▶ **The problem**
Extract the data exactly, missing nothing.
━━━━━━
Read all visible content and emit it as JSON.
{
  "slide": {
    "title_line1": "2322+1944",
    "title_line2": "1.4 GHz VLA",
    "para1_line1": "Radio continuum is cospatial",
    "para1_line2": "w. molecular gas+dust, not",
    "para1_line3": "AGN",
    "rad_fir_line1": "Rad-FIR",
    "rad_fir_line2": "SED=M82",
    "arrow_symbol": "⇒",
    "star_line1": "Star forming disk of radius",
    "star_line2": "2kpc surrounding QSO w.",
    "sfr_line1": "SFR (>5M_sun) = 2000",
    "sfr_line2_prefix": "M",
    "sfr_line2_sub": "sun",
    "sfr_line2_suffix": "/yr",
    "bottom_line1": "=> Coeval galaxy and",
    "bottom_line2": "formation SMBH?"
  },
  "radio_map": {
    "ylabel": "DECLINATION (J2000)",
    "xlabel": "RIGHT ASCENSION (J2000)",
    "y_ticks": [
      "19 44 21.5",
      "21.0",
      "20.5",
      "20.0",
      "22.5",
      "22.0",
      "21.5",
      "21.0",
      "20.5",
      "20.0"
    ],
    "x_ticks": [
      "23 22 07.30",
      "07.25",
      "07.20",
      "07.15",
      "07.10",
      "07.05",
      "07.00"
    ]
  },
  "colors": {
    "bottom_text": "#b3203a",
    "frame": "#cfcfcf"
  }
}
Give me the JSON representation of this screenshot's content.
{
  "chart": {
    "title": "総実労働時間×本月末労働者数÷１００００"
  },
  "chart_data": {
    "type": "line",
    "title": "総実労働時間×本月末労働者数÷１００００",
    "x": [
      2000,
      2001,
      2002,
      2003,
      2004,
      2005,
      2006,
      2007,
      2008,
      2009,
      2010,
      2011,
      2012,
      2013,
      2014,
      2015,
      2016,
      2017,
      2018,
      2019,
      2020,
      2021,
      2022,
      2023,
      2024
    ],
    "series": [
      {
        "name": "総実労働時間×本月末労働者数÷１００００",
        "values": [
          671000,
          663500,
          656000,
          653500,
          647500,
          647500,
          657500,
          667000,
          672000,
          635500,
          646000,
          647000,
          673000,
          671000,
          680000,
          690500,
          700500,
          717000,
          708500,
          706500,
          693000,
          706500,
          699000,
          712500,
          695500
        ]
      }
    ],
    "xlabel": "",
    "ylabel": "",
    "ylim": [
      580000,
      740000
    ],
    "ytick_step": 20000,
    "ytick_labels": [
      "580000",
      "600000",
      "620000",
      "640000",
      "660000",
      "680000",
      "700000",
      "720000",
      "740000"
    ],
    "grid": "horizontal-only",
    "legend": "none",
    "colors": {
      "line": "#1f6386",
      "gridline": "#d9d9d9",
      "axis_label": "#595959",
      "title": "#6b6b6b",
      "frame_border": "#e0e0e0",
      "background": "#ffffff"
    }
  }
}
━━━━━━
▶ **Solved problem**
Read all visible content and emit it as JSON.
{
  "slide": {
    "title_line1": "2322+1944",
    "title_line2": "1.4 GHz VLA",
    "para1_line1": "Radio continuum is cospatial",
    "para1_line2": "w. molecular gas+dust, not",
    "para1_line3": "AGN",
    "rad_fir_line1": "Rad-FIR",
    "rad_fir_line2": "SED=M82",
    "arrow_symbol": "⇒",
    "star_line1": "Star forming disk of radius",
    "star_line2": "2kpc surrounding QSO w.",
    "sfr_line1": "SFR (>5M_sun) = 2000",
    "sfr_line2_prefix": "M",
    "sfr_line2_sub": "sun",
    "sfr_line2_suffix": "/yr",
    "bottom_line1": "=> Coeval galaxy and",
    "bottom_line2": "formation SMBH?"
  },
  "radio_map": {
    "ylabel": "DECLINATION (J2000)",
    "xlabel": "RIGHT ASCENSION (J2000)",
    "y_ticks": [
      "19 44 21.5",
      "21.0",
      "20.5",
      "20.0",
      "22.5",
      "22.0",
      "21.5",
      "21.0",
      "20.5",
      "20.0"
    ],
    "x_ticks": [
      "23 22 07.30",
      "07.25",
      "07.20",
      "07.15",
      "07.10",
      "07.05",
      "07.00"
    ]
  },
  "colors": {
    "bottom_text": "#b3203a",
    "frame": "#cfcfcf"
  }
}
Give me the JSON representation of this screenshot's content.
{
  "chart": {
    "title": "総実労働時間×本月末労働者数÷１００００"
  },
  "chart_data": {
    "type": "line",
    "title": "総実労働時間×本月末労働者数÷１００００",
    "x": [
      2000,
      2001,
      2002,
      2003,
      2004,
      2005,
      2006,
      2007,
      2008,
      2009,
      2010,
      2011,
      2012,
      2013,
      2014,
      2015,
      2016,
      2017,
      2018,
      2019,
      2020,
      2021,
      2022,
      2023,
      2024
    ],
    "series": [
      {
        "name": "総実労働時間×本月末労働者数÷１００００",
        "values": [
          671000,
          663500,
          656000,
          653500,
          647500,
          647500,
          657500,
          667000,
          672000,
          635500,
          646000,
          647000,
          673000,
          671000,
          680000,
          690500,
          700500,
          717000,
          708500,
          706500,
          693000,
          706500,
          699000,
          712500,
          695500
        ]
      }
    ],
    "xlabel": "",
    "ylabel": "",
    "ylim": [
      580000,
      740000
    ],
    "ytick_step": 20000,
    "ytick_labels": [
      "580000",
      "600000",
      "620000",
      "640000",
      "660000",
      "680000",
      "700000",
      "720000",
      "740000"
    ],
    "grid": "horizontal-only",
    "legend": "none",
    "colors": {
      "line": "#1f6386",
      "gridline": "#d9d9d9",
      "axis_label": "#595959",
      "title": "#6b6b6b",
      "frame_border": "#e0e0e0",
      "background": "#ffffff"
    }
  }
}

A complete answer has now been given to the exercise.